■ Dataset excerpts
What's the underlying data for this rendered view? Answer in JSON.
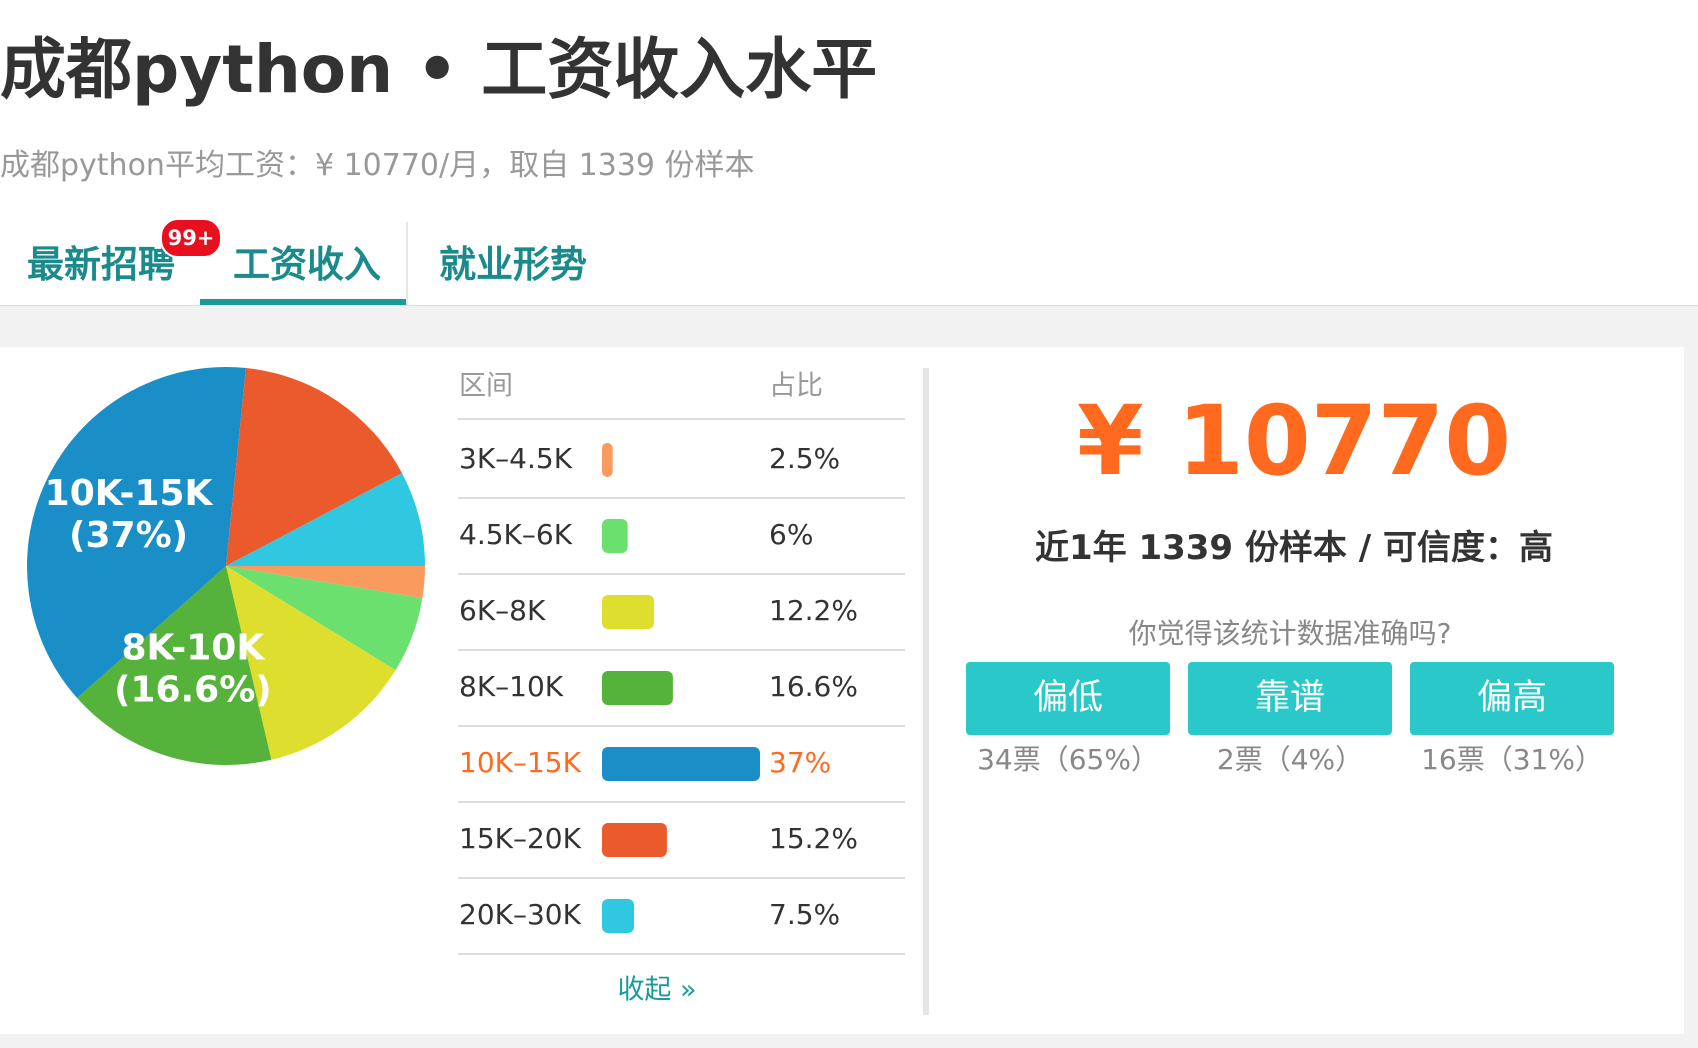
{
  "header": {
    "title": "成都python • 工资收入水平",
    "subtitle": "成都python平均工资：¥ 10770/月，取自 1339 份样本"
  },
  "tabs": {
    "items": [
      "最新招聘",
      "工资收入",
      "就业形势"
    ],
    "badge": "99+"
  },
  "chart_data": {
    "type": "pie",
    "categories": [
      "3K–4.5K",
      "4.5K–6K",
      "6K–8K",
      "8K–10K",
      "10K–15K",
      "15K–20K",
      "20K–30K"
    ],
    "values": [
      2.5,
      6,
      12.2,
      16.6,
      37,
      15.2,
      7.5
    ],
    "value_labels": [
      "2.5%",
      "6%",
      "12.2%",
      "16.6%",
      "37%",
      "15.2%",
      "7.5%"
    ],
    "colors": [
      "#f99a5e",
      "#6be06f",
      "#dede2e",
      "#55b23a",
      "#1a8ec6",
      "#eb5a2c",
      "#30c8e0"
    ],
    "pie_labels": [
      null,
      null,
      null,
      [
        "8K-10K",
        "(16.6%)"
      ],
      [
        "10K-15K",
        "(37%)"
      ],
      null,
      null
    ],
    "table_headers": [
      "区间",
      "占比"
    ],
    "highlight": 4,
    "collapse_link": "收起 »"
  },
  "summary": {
    "average": "¥ 10770",
    "sample": "近1年 1339 份样本 / 可信度：高",
    "question": "你觉得该统计数据准确吗?",
    "votes": [
      {
        "button": "偏低",
        "result": "34票（65%）"
      },
      {
        "button": "靠谱",
        "result": "2票（4%）"
      },
      {
        "button": "偏高",
        "result": "16票（31%）"
      }
    ]
  }
}
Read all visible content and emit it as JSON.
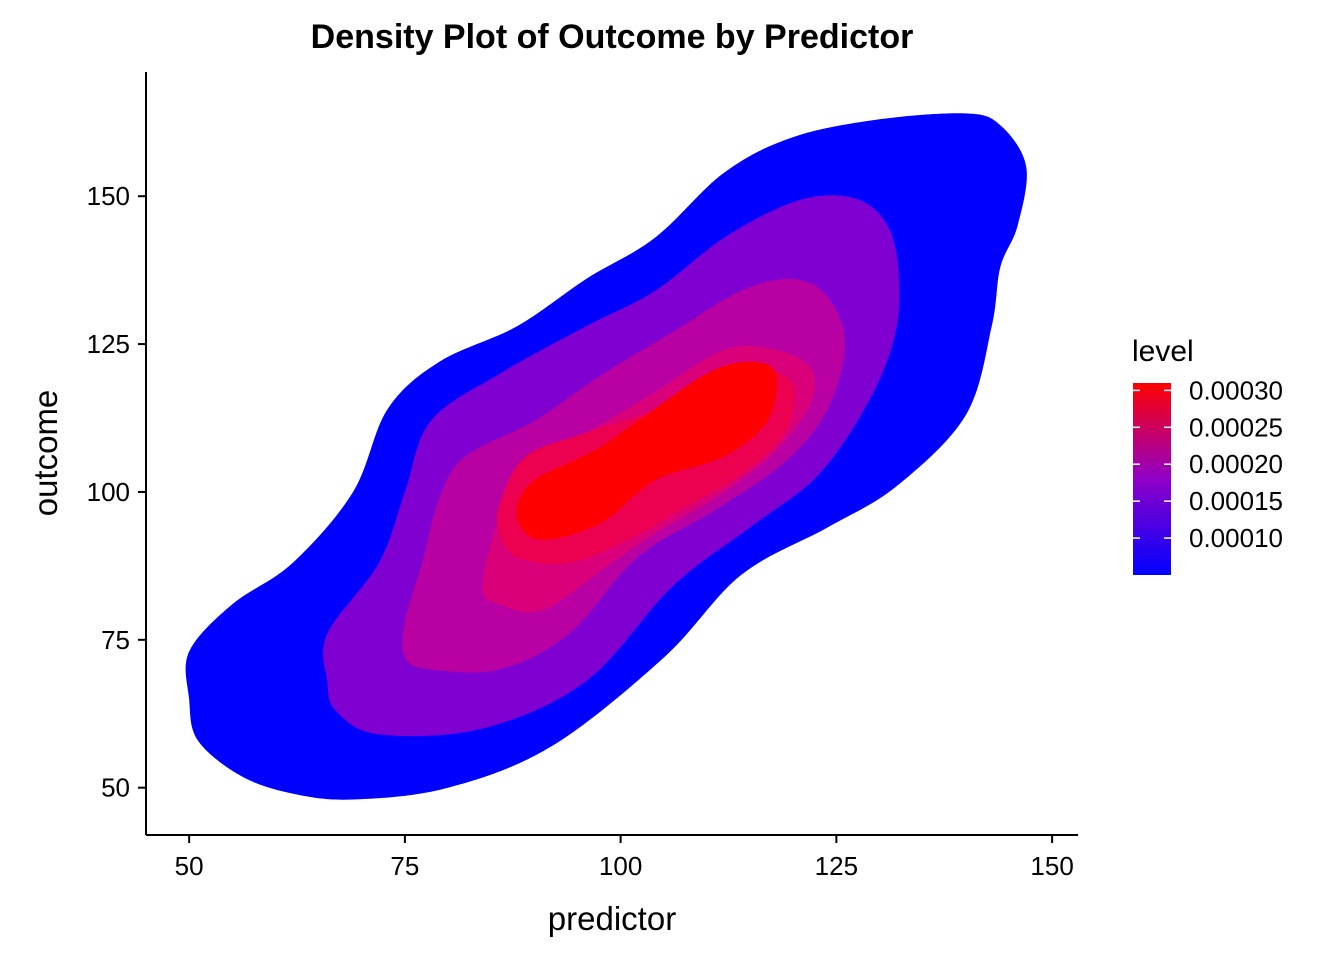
{
  "chart_data": {
    "type": "density_contour",
    "title": "Density Plot of Outcome by Predictor",
    "xlabel": "predictor",
    "ylabel": "outcome",
    "xlim": [
      45,
      153
    ],
    "ylim": [
      42,
      171
    ],
    "x_ticks": [
      50,
      75,
      100,
      125,
      150
    ],
    "y_ticks": [
      50,
      75,
      100,
      125,
      150
    ],
    "grid": false,
    "legend": {
      "title": "level",
      "placement": "right",
      "range": [
        5e-05,
        0.00031
      ],
      "breaks": [
        {
          "value": 0.0003,
          "label": "0.00030"
        },
        {
          "value": 0.00025,
          "label": "0.00025"
        },
        {
          "value": 0.0002,
          "label": "0.00020"
        },
        {
          "value": 0.00015,
          "label": "0.00015"
        },
        {
          "value": 0.0001,
          "label": "0.00010"
        }
      ],
      "low_color": "#0000FF",
      "high_color": "#FF0000"
    },
    "levels": [
      {
        "level": 5e-05,
        "color": "#0000FF",
        "polygon": [
          [
            55,
            81
          ],
          [
            62,
            88
          ],
          [
            69,
            100
          ],
          [
            73,
            114
          ],
          [
            79,
            122
          ],
          [
            88,
            128
          ],
          [
            96,
            136
          ],
          [
            104,
            143
          ],
          [
            112,
            154
          ],
          [
            120,
            160
          ],
          [
            130,
            163
          ],
          [
            140,
            164
          ],
          [
            144,
            162
          ],
          [
            147,
            155
          ],
          [
            146,
            145
          ],
          [
            144,
            138
          ],
          [
            143,
            128
          ],
          [
            140,
            113
          ],
          [
            132,
            101
          ],
          [
            124,
            94
          ],
          [
            114,
            86
          ],
          [
            105,
            72
          ],
          [
            92,
            57
          ],
          [
            80,
            50
          ],
          [
            69,
            48
          ],
          [
            62,
            49
          ],
          [
            56,
            52
          ],
          [
            51,
            58
          ],
          [
            50,
            65
          ],
          [
            50,
            73
          ]
        ]
      },
      {
        "level": 0.0001,
        "color": "#7F00D0",
        "polygon": [
          [
            66,
            76
          ],
          [
            72,
            88
          ],
          [
            75,
            100
          ],
          [
            78,
            112
          ],
          [
            86,
            120
          ],
          [
            96,
            128
          ],
          [
            104,
            134
          ],
          [
            112,
            143
          ],
          [
            120,
            149
          ],
          [
            126,
            150
          ],
          [
            130,
            147
          ],
          [
            132,
            140
          ],
          [
            132,
            128
          ],
          [
            129,
            116
          ],
          [
            123,
            103
          ],
          [
            115,
            94
          ],
          [
            106,
            84
          ],
          [
            96,
            68
          ],
          [
            84,
            60
          ],
          [
            72,
            59
          ],
          [
            67,
            63
          ],
          [
            66,
            68
          ]
        ]
      },
      {
        "level": 0.00015,
        "color": "#B800A3",
        "polygon": [
          [
            75,
            78
          ],
          [
            77,
            88
          ],
          [
            79,
            99
          ],
          [
            82,
            106
          ],
          [
            90,
            112
          ],
          [
            98,
            120
          ],
          [
            106,
            127
          ],
          [
            114,
            134
          ],
          [
            120,
            136
          ],
          [
            124,
            133
          ],
          [
            126,
            125
          ],
          [
            124,
            114
          ],
          [
            119,
            105
          ],
          [
            111,
            97
          ],
          [
            102,
            89
          ],
          [
            94,
            76
          ],
          [
            86,
            70
          ],
          [
            78,
            70
          ],
          [
            75,
            72
          ]
        ]
      },
      {
        "level": 0.0002,
        "color": "#D9007A",
        "polygon": [
          [
            84,
            84
          ],
          [
            86,
            96
          ],
          [
            89,
            104
          ],
          [
            96,
            110
          ],
          [
            103,
            116
          ],
          [
            112,
            124
          ],
          [
            118,
            124
          ],
          [
            122,
            121
          ],
          [
            122,
            115
          ],
          [
            118,
            107
          ],
          [
            112,
            100
          ],
          [
            104,
            93
          ],
          [
            98,
            87
          ],
          [
            91,
            80
          ],
          [
            86,
            81
          ]
        ]
      },
      {
        "level": 0.00025,
        "color": "#EE0050",
        "polygon": [
          [
            86,
            98
          ],
          [
            89,
            106
          ],
          [
            96,
            110
          ],
          [
            104,
            114
          ],
          [
            110,
            120
          ],
          [
            116,
            121
          ],
          [
            120,
            118
          ],
          [
            119,
            110
          ],
          [
            114,
            103
          ],
          [
            107,
            97
          ],
          [
            101,
            92
          ],
          [
            94,
            88
          ],
          [
            88,
            89
          ],
          [
            86,
            93
          ]
        ]
      },
      {
        "level": 0.0003,
        "color": "#FF0000",
        "polygon": [
          [
            88,
            97
          ],
          [
            90,
            102
          ],
          [
            97,
            107
          ],
          [
            102,
            112
          ],
          [
            110,
            120
          ],
          [
            115,
            122
          ],
          [
            118,
            120
          ],
          [
            117,
            112
          ],
          [
            112,
            106
          ],
          [
            104,
            102
          ],
          [
            98,
            95
          ],
          [
            92,
            92
          ],
          [
            89,
            93
          ]
        ]
      }
    ]
  }
}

■ Written problem
Looking at the records above, tally the lines holding "JSON" and reply with that number only.

■ Response to this exercise
2